_YOUR INSTRUCTIONS_. Without the images, write out all of the following entries exactly.

[START OF AVAILABLE DATA]

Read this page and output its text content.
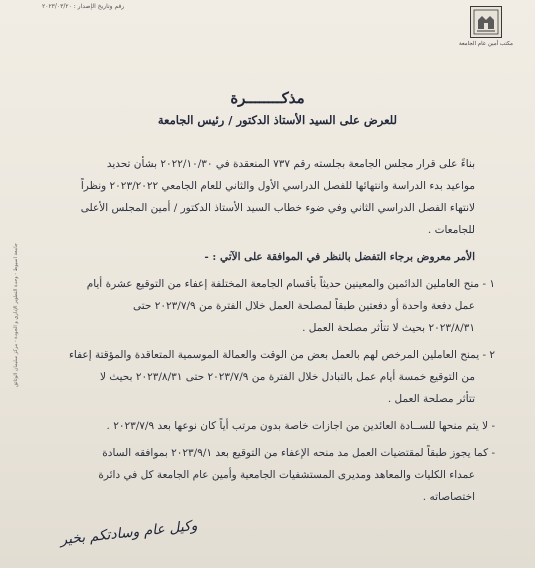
رقم وتاريخ الإصدار : ٢٠٢٣/٠٣/٢٠
مكتب أمين عام الجامعة
مذكــــــــرة
للعرض على السيد الأستاذ الدكتور / رئيس الجامعة
بناءً على قرار مجلس الجامعة بجلسته رقم ٧٣٧ المنعقدة في ٢٠٢٢/١٠/٣٠ بشأن تحديد
مواعيد بدء الدراسة وانتهائها للفصل الدراسي الأول والثاني للعام الجامعي ٢٠٢٣/٢٠٢٢ ونظراً
لانتهاء الفصل الدراسي الثاني وفي ضوء خطاب السيد الأستاذ الدكتور / أمين المجلس الأعلى
للجامعات .
الأمر معروض برجاء التفضل بالنظر في الموافقة على الآتي : -
١ - منح العاملين الدائمين والمعينين حديثاً بأقسام الجامعة المختلفة إعفاء من التوقيع عشرة أيام
عمل دفعة واحدة أو دفعتين طبقاً لمصلحة العمل خلال الفترة من ٢٠٢٣/٧/٩ حتى
٢٠٢٣/٨/٣١ بحيث لا تتأثر مصلحة العمل .
٢ - يمنح العاملين المرخص لهم بالعمل بعض من الوقت والعمالة الموسمية المتعاقدة والمؤقتة إعفاء
من التوقيع خمسة أيام عمل بالتبادل خلال الفترة من ٢٠٢٣/٧/٩ حتى ٢٠٢٣/٨/٣١ بحيث لا
تتأثر مصلحة العمل .
- لا يتم منحها للســادة العائدين من اجازات خاصة بدون مرتب أياً كان نوعها بعد ٢٠٢٣/٧/٩ .
- كما يجوز طبقاً لمقتضيات العمل مد منحه الإعفاء من التوقيع بعد ٢٠٢٣/٩/١ بموافقه السادة
عمداء الكليات والمعاهد ومديرى المستشفيات الجامعية وأمين عام الجامعة كل في دائرة
اختصاصاته .
جامعة اسيوط - وحدة التطوير الإداري و الجودة - مركز سليمان الوثائق
وكيل عام وسادتكم بخير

[END OF AVAILABLE DATA]

_ANSWER FOR THE TASK_.
Read this page and output its text content.
رقم وتاريخ الإصدار : ٢٠٢٣/٠٣/٢٠
مكتب أمين عام الجامعة
مذكــــــــرة
للعرض على السيد الأستاذ الدكتور / رئيس الجامعة
بناءً على قرار مجلس الجامعة بجلسته رقم ٧٣٧ المنعقدة في ٢٠٢٢/١٠/٣٠ بشأن تحديد
مواعيد بدء الدراسة وانتهائها للفصل الدراسي الأول والثاني للعام الجامعي ٢٠٢٣/٢٠٢٢ ونظراً
لانتهاء الفصل الدراسي الثاني وفي ضوء خطاب السيد الأستاذ الدكتور / أمين المجلس الأعلى
للجامعات .
الأمر معروض برجاء التفضل بالنظر في الموافقة على الآتي : -
١ - منح العاملين الدائمين والمعينين حديثاً بأقسام الجامعة المختلفة إعفاء من التوقيع عشرة أيام
عمل دفعة واحدة أو دفعتين طبقاً لمصلحة العمل خلال الفترة من ٢٠٢٣/٧/٩ حتى
٢٠٢٣/٨/٣١ بحيث لا تتأثر مصلحة العمل .
٢ - يمنح العاملين المرخص لهم بالعمل بعض من الوقت والعمالة الموسمية المتعاقدة والمؤقتة إعفاء
من التوقيع خمسة أيام عمل بالتبادل خلال الفترة من ٢٠٢٣/٧/٩ حتى ٢٠٢٣/٨/٣١ بحيث لا
تتأثر مصلحة العمل .
- لا يتم منحها للســادة العائدين من اجازات خاصة بدون مرتب أياً كان نوعها بعد ٢٠٢٣/٧/٩ .
- كما يجوز طبقاً لمقتضيات العمل مد منحه الإعفاء من التوقيع بعد ٢٠٢٣/٩/١ بموافقه السادة
عمداء الكليات والمعاهد ومديرى المستشفيات الجامعية وأمين عام الجامعة كل في دائرة
اختصاصاته .
جامعة اسيوط - وحدة التطوير الإداري و الجودة - مركز سليمان الوثائق
وكيل عام وسادتكم بخير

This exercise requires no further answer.